## REQUIRED TASK
All of the entries need to be written out again, exactly as they are.

--- ITEMS ---

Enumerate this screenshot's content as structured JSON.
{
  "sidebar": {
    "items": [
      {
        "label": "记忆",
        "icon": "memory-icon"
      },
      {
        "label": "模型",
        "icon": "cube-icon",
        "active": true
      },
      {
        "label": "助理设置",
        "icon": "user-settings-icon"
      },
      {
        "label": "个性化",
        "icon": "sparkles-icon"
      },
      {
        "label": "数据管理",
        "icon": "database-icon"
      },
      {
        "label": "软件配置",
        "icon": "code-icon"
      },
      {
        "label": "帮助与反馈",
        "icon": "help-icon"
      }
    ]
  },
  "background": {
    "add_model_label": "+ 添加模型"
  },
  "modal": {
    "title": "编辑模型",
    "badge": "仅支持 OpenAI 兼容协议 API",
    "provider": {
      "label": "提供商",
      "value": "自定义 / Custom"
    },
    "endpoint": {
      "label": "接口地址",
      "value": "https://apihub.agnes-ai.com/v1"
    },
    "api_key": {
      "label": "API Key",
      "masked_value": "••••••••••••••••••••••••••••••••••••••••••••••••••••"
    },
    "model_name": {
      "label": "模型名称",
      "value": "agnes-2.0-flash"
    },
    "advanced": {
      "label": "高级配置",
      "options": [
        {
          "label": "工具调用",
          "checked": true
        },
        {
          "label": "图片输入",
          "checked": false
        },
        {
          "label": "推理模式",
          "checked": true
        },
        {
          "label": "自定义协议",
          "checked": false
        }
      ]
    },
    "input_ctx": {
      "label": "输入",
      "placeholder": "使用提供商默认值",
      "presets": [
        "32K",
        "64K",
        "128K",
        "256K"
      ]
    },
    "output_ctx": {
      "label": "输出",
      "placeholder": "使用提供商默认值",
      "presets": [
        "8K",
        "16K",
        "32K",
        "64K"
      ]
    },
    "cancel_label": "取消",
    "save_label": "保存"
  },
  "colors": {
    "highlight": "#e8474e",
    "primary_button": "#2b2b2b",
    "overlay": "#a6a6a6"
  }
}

---

## SOLVED EXERCISE
Enumerate this screenshot's content as structured JSON.
{
  "sidebar": {
    "items": [
      {
        "label": "记忆",
        "icon": "memory-icon"
      },
      {
        "label": "模型",
        "icon": "cube-icon",
        "active": true
      },
      {
        "label": "助理设置",
        "icon": "user-settings-icon"
      },
      {
        "label": "个性化",
        "icon": "sparkles-icon"
      },
      {
        "label": "数据管理",
        "icon": "database-icon"
      },
      {
        "label": "软件配置",
        "icon": "code-icon"
      },
      {
        "label": "帮助与反馈",
        "icon": "help-icon"
      }
    ]
  },
  "background": {
    "add_model_label": "+ 添加模型"
  },
  "modal": {
    "title": "编辑模型",
    "badge": "仅支持 OpenAI 兼容协议 API",
    "provider": {
      "label": "提供商",
      "value": "自定义 / Custom"
    },
    "endpoint": {
      "label": "接口地址",
      "value": "https://apihub.agnes-ai.com/v1"
    },
    "api_key": {
      "label": "API Key",
      "masked_value": "••••••••••••••••••••••••••••••••••••••••••••••••••••"
    },
    "model_name": {
      "label": "模型名称",
      "value": "agnes-2.0-flash"
    },
    "advanced": {
      "label": "高级配置",
      "options": [
        {
          "label": "工具调用",
          "checked": true
        },
        {
          "label": "图片输入",
          "checked": false
        },
        {
          "label": "推理模式",
          "checked": true
        },
        {
          "label": "自定义协议",
          "checked": false
        }
      ]
    },
    "input_ctx": {
      "label": "输入",
      "placeholder": "使用提供商默认值",
      "presets": [
        "32K",
        "64K",
        "128K",
        "256K"
      ]
    },
    "output_ctx": {
      "label": "输出",
      "placeholder": "使用提供商默认值",
      "presets": [
        "8K",
        "16K",
        "32K",
        "64K"
      ]
    },
    "cancel_label": "取消",
    "save_label": "保存"
  },
  "colors": {
    "highlight": "#e8474e",
    "primary_button": "#2b2b2b",
    "overlay": "#a6a6a6"
  }
}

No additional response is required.